• [WRITTEN REQUEST]: Exactly the lines from the line containing "Give me the" through the line containing "Extract the structured" are to be echoed, with both included and pictures left out.

• [GIVEN RECORDS]:

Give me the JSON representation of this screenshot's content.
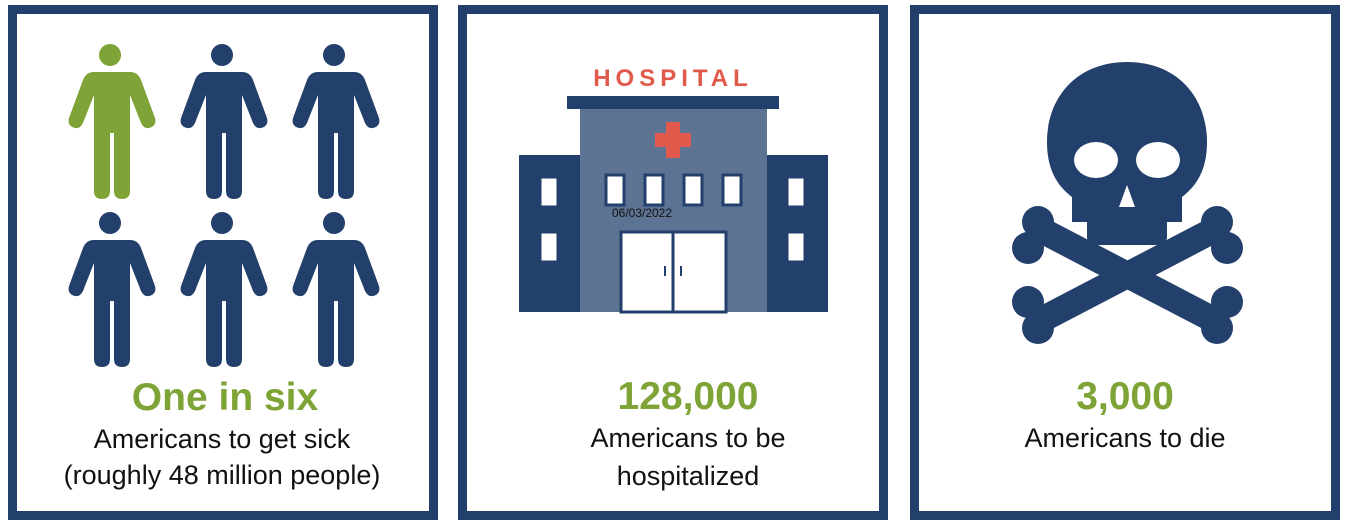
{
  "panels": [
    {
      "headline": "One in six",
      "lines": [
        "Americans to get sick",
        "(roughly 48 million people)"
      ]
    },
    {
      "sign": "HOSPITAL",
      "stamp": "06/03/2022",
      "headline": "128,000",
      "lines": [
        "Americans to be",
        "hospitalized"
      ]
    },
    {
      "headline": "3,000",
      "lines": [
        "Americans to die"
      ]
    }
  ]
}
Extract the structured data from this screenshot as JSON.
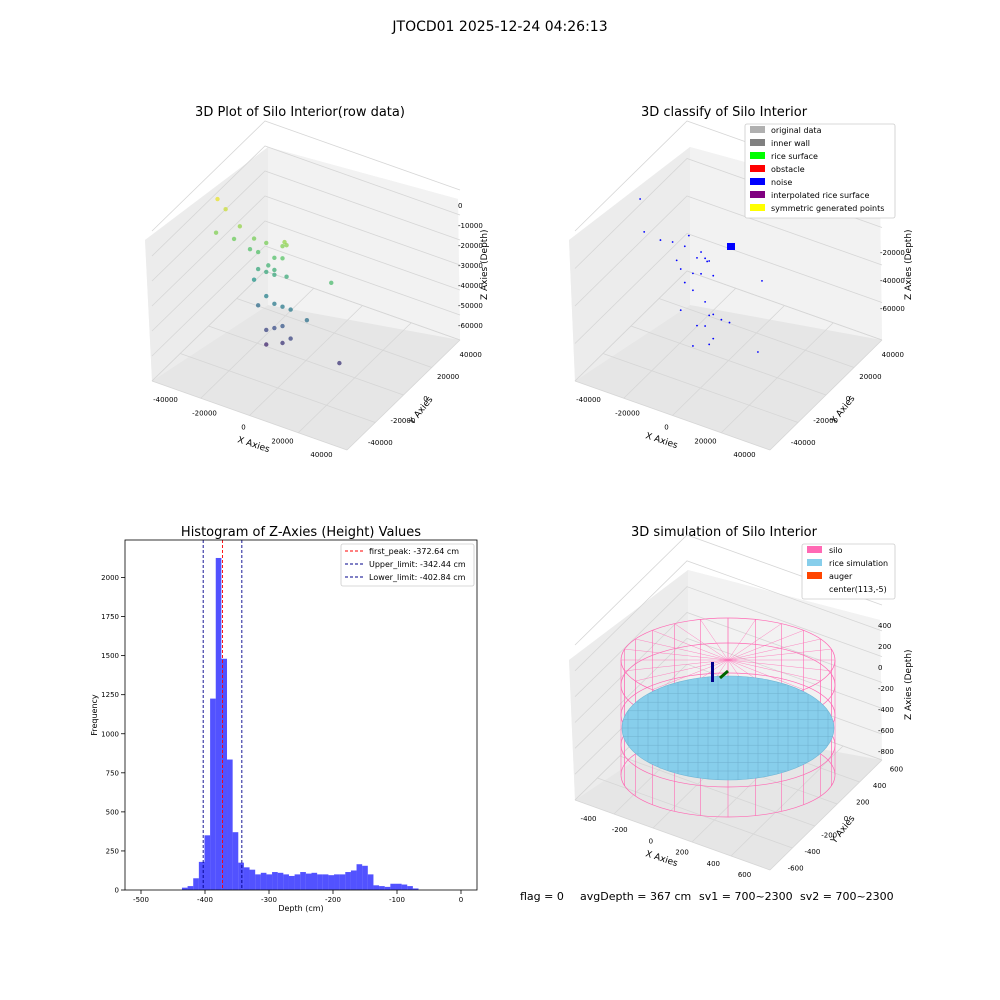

* * *

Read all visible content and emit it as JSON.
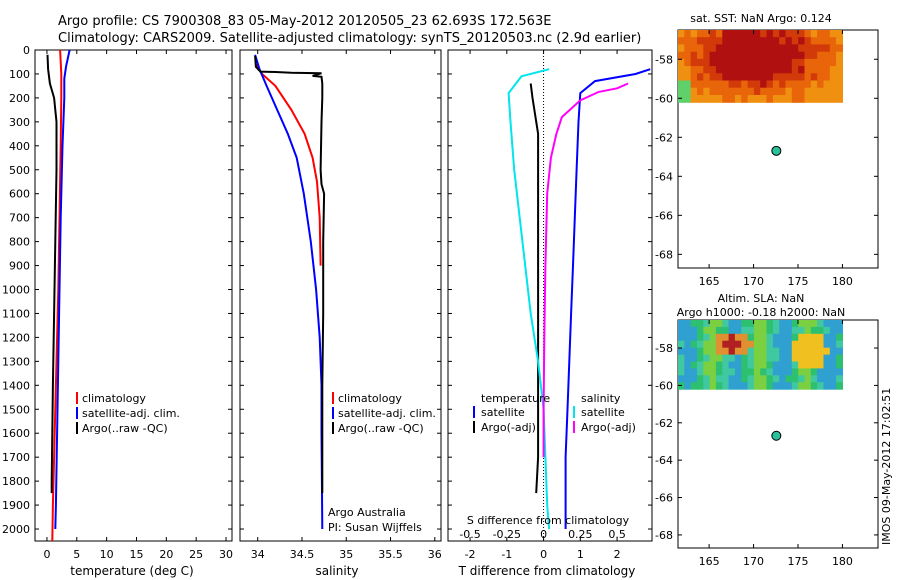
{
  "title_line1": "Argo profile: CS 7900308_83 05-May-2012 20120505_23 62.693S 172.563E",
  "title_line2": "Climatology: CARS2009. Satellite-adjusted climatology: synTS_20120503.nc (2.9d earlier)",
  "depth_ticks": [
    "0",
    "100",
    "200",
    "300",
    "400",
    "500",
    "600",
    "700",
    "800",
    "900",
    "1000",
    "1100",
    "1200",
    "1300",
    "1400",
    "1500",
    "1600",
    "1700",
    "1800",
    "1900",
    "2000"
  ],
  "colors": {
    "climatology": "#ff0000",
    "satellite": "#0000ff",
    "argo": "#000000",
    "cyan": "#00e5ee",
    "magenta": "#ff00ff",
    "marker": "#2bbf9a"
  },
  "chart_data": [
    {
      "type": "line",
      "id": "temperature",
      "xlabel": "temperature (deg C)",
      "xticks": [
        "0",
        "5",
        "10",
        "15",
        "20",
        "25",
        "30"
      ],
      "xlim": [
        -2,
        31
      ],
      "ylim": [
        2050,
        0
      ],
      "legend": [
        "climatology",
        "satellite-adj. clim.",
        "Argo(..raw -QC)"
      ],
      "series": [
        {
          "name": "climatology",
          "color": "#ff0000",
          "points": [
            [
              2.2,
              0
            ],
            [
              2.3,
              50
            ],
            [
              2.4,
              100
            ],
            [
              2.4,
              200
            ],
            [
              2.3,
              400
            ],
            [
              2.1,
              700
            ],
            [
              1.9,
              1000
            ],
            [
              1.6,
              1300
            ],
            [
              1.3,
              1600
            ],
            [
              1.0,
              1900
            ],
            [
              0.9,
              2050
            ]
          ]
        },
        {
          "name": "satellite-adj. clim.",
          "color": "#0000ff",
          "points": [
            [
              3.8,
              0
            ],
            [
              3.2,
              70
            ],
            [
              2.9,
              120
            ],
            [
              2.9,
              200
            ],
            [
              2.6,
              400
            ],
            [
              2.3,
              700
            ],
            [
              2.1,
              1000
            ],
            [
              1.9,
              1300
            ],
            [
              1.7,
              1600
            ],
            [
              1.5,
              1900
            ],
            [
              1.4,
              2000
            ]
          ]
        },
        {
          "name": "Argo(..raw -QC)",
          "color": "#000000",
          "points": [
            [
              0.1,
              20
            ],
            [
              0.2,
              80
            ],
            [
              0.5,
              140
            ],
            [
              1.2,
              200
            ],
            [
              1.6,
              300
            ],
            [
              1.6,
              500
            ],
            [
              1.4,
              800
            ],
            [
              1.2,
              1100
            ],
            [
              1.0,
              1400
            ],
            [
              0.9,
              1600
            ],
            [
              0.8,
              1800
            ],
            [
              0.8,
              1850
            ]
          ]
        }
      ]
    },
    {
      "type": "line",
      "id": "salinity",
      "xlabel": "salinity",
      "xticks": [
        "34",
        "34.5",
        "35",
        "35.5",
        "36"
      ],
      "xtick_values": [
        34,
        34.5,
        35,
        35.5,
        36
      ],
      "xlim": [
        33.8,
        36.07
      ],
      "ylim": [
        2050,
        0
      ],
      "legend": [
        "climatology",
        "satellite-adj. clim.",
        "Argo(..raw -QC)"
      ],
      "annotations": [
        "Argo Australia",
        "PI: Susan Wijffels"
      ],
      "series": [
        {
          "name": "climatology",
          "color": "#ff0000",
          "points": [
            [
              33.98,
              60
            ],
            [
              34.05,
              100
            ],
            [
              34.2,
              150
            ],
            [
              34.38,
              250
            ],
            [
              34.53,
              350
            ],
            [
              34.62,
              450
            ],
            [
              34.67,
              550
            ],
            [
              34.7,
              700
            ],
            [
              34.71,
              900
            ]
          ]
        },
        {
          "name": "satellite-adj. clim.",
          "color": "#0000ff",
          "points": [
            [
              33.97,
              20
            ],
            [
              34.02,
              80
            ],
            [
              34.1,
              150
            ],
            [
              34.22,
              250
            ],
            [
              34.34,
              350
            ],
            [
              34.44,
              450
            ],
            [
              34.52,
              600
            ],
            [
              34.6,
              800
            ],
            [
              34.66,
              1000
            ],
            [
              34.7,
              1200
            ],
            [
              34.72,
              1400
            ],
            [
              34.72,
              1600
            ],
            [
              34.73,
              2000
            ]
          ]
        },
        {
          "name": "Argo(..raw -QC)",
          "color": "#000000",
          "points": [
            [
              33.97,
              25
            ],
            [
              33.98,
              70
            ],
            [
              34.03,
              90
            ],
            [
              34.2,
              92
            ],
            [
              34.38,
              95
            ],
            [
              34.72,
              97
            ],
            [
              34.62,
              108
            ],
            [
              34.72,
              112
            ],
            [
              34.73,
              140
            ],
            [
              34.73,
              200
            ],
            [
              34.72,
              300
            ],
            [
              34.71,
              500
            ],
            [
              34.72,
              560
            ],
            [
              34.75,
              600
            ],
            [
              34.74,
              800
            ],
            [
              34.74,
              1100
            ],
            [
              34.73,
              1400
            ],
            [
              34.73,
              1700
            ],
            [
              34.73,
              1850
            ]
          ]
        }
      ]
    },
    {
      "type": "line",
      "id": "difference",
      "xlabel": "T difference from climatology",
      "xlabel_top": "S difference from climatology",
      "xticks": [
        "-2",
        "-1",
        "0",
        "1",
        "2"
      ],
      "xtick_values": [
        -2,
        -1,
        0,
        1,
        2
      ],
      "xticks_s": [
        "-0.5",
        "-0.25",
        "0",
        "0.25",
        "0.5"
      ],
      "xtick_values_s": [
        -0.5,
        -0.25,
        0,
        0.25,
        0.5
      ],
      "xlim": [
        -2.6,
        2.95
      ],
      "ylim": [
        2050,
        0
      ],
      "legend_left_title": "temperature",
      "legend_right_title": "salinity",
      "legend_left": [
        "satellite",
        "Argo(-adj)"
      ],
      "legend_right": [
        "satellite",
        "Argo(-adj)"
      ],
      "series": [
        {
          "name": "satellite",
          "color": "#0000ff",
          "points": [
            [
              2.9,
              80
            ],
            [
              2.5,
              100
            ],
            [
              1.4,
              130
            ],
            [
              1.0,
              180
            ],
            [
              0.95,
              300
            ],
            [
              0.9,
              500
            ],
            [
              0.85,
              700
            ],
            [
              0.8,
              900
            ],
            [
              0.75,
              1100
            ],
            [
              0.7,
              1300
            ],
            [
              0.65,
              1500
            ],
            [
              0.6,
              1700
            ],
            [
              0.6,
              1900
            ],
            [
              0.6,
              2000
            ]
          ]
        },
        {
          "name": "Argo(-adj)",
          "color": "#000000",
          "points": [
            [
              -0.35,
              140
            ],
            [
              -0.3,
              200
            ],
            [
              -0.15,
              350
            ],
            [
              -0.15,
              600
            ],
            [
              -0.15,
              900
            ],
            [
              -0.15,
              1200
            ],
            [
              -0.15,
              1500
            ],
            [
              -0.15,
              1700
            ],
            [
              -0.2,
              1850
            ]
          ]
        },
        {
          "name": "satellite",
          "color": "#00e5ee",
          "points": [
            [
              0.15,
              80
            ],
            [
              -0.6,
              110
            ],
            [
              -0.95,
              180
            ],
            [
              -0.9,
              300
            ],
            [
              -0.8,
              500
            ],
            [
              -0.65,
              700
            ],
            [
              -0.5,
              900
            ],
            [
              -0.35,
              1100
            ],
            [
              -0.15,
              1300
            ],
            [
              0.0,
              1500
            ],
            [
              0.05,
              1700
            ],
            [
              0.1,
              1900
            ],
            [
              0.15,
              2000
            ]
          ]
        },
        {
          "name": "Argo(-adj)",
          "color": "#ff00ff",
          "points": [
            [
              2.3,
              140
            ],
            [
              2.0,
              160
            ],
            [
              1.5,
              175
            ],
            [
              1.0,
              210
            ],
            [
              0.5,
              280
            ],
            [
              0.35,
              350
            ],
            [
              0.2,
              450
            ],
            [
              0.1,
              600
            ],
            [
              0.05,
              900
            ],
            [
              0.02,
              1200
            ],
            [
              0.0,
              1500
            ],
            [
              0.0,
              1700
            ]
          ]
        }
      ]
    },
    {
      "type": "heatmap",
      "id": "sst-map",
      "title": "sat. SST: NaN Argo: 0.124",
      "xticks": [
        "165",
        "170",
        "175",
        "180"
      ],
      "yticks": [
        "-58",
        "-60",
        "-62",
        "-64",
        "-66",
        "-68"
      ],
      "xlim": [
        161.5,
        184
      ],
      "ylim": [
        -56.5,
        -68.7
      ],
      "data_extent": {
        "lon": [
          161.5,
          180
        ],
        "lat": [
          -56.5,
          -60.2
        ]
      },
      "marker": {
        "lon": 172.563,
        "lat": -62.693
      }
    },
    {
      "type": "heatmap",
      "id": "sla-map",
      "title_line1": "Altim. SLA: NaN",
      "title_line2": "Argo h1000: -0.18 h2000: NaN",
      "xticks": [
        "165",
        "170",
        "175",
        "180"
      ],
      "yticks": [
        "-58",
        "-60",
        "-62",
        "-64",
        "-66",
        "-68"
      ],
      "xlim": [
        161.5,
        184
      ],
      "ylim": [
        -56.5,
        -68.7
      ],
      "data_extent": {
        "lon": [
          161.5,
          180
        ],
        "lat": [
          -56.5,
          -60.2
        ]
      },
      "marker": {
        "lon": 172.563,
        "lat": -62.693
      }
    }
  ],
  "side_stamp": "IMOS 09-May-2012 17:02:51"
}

--

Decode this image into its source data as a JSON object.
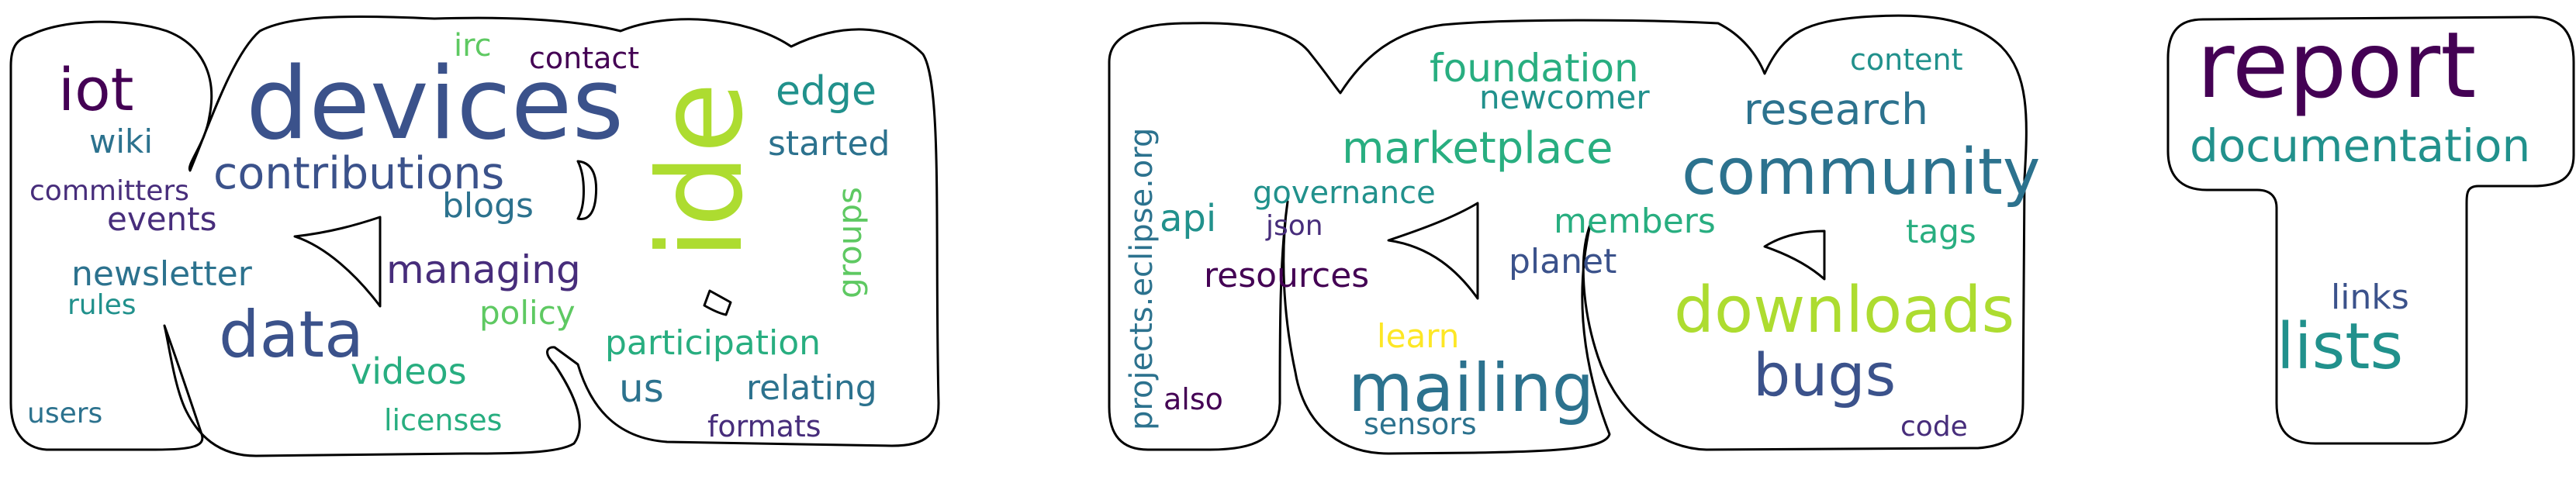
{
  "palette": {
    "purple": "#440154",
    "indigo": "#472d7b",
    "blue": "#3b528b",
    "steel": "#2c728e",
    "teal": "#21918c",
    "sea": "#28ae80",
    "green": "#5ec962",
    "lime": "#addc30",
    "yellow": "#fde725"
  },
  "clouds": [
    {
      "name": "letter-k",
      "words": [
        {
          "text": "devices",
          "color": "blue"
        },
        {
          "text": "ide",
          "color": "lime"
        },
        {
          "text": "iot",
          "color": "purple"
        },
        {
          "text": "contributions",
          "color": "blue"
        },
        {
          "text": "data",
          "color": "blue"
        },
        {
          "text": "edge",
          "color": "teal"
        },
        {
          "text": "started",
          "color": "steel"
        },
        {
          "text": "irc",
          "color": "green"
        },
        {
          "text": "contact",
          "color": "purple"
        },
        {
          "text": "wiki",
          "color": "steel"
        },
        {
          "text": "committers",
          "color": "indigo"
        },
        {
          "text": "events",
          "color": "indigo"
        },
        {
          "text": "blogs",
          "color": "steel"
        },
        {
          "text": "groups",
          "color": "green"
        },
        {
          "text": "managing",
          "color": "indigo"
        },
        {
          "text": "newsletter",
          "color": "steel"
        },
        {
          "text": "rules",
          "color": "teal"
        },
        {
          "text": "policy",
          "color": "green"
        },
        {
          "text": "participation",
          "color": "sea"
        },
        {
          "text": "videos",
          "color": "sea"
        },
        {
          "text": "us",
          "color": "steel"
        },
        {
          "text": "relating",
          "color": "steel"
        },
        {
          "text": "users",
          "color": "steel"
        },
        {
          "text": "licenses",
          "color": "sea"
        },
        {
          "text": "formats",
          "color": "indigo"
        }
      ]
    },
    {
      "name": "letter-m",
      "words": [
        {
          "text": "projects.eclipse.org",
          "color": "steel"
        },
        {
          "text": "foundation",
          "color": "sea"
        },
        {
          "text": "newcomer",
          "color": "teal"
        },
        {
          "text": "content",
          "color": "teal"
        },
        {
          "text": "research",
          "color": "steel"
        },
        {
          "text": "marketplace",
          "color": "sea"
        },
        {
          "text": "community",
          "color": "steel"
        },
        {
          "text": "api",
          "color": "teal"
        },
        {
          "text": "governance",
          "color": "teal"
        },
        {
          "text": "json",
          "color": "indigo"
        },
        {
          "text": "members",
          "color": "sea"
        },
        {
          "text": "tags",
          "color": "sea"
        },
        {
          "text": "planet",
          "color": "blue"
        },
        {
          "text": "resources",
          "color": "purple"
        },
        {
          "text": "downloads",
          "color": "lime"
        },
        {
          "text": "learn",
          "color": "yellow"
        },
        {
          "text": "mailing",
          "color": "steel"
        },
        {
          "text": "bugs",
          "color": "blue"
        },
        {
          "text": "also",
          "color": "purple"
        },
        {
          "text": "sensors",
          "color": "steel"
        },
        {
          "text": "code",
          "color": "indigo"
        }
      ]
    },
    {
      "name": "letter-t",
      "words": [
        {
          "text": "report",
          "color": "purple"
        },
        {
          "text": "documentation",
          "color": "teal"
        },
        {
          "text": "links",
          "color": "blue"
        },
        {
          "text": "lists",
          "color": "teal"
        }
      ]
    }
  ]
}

• [WRITTEN RESPONSE]:
Give me the JSON representation of this screenshot's content.
{
  "panels": [
    {
      "headline": "One in six",
      "lines": [
        "Americans to get sick",
        "(roughly 48 million people)"
      ]
    },
    {
      "sign": "HOSPITAL",
      "stamp": "06/03/2022",
      "headline": "128,000",
      "lines": [
        "Americans to be",
        "hospitalized"
      ]
    },
    {
      "headline": "3,000",
      "lines": [
        "Americans to die"
      ]
    }
  ]
}
Extract the structured data from this screenshot as JSON.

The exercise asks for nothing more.